_Supplied information_
—————

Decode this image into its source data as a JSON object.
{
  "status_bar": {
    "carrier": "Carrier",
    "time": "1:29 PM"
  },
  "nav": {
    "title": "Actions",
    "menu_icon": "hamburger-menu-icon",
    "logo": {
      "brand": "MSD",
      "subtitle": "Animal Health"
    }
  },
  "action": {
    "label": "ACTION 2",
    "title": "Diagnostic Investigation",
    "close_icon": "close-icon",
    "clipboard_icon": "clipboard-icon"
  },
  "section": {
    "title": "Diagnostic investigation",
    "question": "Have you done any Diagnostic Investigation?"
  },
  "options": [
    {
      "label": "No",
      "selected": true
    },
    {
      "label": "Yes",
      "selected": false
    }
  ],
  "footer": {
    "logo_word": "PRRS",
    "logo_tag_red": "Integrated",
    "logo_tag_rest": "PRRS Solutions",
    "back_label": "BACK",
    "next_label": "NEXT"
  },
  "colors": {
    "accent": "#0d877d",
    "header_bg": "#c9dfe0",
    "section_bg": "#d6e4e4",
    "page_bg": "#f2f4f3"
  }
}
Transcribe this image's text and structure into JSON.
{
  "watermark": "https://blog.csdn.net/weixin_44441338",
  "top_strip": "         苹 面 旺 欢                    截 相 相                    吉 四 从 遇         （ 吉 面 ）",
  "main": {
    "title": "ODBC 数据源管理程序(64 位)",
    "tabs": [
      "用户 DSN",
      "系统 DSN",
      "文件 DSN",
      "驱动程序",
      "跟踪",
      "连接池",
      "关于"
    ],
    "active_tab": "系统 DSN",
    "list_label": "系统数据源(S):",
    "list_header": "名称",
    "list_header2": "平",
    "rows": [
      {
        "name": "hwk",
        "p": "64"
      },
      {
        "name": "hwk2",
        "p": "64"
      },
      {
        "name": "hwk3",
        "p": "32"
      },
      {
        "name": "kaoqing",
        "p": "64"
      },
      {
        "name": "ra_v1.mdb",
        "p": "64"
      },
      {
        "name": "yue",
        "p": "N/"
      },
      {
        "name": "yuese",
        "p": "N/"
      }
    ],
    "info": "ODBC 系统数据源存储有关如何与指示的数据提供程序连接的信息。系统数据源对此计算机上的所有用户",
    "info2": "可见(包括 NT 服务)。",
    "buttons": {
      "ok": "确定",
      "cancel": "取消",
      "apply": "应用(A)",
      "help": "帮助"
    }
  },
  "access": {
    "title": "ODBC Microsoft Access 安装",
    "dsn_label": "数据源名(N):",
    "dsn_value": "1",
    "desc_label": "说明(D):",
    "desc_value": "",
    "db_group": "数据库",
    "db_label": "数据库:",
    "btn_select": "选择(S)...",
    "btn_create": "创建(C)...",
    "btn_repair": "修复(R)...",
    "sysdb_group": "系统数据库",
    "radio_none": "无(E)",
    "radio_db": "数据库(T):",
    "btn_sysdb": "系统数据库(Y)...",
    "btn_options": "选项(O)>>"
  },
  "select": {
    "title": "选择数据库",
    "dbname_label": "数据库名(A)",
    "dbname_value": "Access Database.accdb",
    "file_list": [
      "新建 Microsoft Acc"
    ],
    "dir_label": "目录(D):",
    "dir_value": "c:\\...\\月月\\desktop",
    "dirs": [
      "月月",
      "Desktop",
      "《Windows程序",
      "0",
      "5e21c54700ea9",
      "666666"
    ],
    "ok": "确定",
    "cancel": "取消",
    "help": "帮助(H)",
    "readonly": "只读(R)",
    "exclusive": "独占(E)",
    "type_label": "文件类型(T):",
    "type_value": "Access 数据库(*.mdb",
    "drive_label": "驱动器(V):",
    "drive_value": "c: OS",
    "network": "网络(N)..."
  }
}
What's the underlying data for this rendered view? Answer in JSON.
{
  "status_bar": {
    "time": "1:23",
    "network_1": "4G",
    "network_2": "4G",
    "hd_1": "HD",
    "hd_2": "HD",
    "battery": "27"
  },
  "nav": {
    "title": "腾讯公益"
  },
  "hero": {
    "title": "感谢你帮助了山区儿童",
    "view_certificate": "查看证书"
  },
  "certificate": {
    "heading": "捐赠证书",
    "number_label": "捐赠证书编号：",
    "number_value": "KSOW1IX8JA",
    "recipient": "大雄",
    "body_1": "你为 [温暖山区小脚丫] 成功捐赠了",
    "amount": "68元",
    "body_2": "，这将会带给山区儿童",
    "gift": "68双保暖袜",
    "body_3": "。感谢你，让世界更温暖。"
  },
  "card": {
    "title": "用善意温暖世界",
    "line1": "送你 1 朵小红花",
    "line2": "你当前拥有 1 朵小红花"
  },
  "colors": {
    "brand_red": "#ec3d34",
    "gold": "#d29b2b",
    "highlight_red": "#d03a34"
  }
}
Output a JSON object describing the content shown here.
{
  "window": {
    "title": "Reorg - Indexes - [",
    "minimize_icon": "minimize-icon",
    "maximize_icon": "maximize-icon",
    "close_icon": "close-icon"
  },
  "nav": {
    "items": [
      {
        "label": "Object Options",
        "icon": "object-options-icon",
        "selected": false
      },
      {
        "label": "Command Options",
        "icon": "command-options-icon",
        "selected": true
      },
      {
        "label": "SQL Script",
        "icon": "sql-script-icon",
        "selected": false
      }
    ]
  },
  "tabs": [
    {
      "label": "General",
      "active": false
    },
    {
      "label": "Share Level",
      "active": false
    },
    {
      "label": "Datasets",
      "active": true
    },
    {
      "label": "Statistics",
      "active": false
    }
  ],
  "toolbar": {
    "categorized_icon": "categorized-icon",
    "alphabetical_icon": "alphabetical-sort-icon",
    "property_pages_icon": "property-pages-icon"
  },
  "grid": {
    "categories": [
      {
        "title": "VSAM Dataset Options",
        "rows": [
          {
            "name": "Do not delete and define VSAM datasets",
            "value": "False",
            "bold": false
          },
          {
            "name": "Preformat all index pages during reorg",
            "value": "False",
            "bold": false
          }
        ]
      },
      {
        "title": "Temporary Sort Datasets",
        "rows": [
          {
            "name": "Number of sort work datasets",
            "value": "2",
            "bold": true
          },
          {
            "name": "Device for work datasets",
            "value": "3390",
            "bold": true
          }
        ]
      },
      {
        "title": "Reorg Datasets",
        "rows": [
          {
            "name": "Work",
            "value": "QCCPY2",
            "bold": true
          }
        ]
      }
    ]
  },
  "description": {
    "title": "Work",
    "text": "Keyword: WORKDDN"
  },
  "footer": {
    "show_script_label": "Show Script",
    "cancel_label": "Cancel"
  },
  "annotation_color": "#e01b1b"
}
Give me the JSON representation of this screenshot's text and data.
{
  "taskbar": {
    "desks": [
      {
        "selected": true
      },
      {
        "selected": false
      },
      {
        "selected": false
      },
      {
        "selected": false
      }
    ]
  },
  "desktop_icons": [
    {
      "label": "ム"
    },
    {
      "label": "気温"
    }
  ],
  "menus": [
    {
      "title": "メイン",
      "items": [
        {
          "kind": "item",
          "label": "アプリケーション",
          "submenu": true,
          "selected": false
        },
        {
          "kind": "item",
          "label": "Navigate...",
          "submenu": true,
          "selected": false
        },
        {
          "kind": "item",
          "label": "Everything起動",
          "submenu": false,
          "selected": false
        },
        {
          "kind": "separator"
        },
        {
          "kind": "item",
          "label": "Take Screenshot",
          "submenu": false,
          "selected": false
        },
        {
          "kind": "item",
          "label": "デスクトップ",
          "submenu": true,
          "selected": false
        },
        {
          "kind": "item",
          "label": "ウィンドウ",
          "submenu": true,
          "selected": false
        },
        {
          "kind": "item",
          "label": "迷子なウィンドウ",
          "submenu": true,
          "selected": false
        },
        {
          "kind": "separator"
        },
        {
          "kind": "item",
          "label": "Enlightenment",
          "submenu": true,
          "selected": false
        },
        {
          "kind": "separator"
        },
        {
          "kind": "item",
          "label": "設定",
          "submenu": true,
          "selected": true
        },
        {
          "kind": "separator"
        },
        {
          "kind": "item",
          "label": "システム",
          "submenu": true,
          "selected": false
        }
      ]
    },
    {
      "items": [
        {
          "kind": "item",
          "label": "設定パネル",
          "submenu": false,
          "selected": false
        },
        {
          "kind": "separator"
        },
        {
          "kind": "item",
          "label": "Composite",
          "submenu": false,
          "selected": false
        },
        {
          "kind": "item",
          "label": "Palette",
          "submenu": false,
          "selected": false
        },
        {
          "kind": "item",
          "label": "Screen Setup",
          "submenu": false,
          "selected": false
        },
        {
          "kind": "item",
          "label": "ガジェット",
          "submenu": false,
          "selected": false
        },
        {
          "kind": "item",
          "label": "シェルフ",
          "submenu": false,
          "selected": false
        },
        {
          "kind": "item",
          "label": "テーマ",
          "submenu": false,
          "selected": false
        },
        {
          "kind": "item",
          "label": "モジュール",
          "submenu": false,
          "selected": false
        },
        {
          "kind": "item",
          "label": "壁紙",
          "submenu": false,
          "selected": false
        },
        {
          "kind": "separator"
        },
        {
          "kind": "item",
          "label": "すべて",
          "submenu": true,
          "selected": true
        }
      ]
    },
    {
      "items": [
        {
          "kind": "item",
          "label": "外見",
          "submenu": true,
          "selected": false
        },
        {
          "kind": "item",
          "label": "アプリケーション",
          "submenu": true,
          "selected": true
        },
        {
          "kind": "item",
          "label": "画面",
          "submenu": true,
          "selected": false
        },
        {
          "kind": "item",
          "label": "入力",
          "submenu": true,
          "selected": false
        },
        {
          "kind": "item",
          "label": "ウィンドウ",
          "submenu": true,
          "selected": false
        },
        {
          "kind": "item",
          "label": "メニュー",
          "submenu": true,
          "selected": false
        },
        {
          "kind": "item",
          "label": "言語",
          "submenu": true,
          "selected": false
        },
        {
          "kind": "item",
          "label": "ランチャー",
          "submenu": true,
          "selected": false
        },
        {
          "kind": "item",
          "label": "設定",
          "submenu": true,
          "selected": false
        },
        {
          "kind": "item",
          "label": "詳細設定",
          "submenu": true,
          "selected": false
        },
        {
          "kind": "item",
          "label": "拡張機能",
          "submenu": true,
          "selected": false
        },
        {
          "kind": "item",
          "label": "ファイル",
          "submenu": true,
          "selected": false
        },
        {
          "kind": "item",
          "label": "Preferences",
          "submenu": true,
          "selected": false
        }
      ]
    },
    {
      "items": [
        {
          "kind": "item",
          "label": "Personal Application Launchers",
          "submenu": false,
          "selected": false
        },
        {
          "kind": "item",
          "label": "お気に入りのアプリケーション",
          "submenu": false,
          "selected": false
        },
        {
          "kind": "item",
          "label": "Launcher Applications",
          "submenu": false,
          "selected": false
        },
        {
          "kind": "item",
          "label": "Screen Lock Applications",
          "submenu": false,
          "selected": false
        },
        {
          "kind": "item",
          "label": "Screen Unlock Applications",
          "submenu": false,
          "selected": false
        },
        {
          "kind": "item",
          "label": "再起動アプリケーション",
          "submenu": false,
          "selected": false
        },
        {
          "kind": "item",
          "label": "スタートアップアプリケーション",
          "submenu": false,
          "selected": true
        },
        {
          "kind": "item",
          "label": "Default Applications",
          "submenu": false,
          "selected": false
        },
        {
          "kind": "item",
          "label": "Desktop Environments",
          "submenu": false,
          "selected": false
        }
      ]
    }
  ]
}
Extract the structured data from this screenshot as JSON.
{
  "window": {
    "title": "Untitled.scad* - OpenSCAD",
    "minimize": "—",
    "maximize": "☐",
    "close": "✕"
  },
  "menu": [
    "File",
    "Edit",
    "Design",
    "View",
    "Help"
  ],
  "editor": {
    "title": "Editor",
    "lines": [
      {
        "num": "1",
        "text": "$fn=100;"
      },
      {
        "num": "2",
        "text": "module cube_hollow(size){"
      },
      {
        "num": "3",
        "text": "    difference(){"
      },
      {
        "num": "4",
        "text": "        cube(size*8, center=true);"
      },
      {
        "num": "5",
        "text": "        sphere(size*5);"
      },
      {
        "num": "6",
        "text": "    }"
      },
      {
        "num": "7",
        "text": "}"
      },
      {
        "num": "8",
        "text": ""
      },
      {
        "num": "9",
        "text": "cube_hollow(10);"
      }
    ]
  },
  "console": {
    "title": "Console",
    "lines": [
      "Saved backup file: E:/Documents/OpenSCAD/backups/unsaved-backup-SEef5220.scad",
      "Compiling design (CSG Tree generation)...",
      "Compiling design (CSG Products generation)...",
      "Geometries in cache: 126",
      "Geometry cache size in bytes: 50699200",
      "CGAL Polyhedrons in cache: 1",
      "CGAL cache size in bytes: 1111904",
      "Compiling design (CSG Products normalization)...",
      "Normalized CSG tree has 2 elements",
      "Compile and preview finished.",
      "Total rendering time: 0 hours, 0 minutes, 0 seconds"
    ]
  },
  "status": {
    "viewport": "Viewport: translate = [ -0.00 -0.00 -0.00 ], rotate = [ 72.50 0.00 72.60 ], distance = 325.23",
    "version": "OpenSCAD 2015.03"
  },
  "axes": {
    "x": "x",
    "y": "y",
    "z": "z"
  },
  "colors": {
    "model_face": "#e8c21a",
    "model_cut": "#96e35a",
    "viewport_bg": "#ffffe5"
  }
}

—————

_Given exercise_
Wherever a line in the data above holds "into", copy that line.

_Answer to this exercise_
Decode this image into its source data as a JSON object.
Transcribe this image's text and structure into JSON.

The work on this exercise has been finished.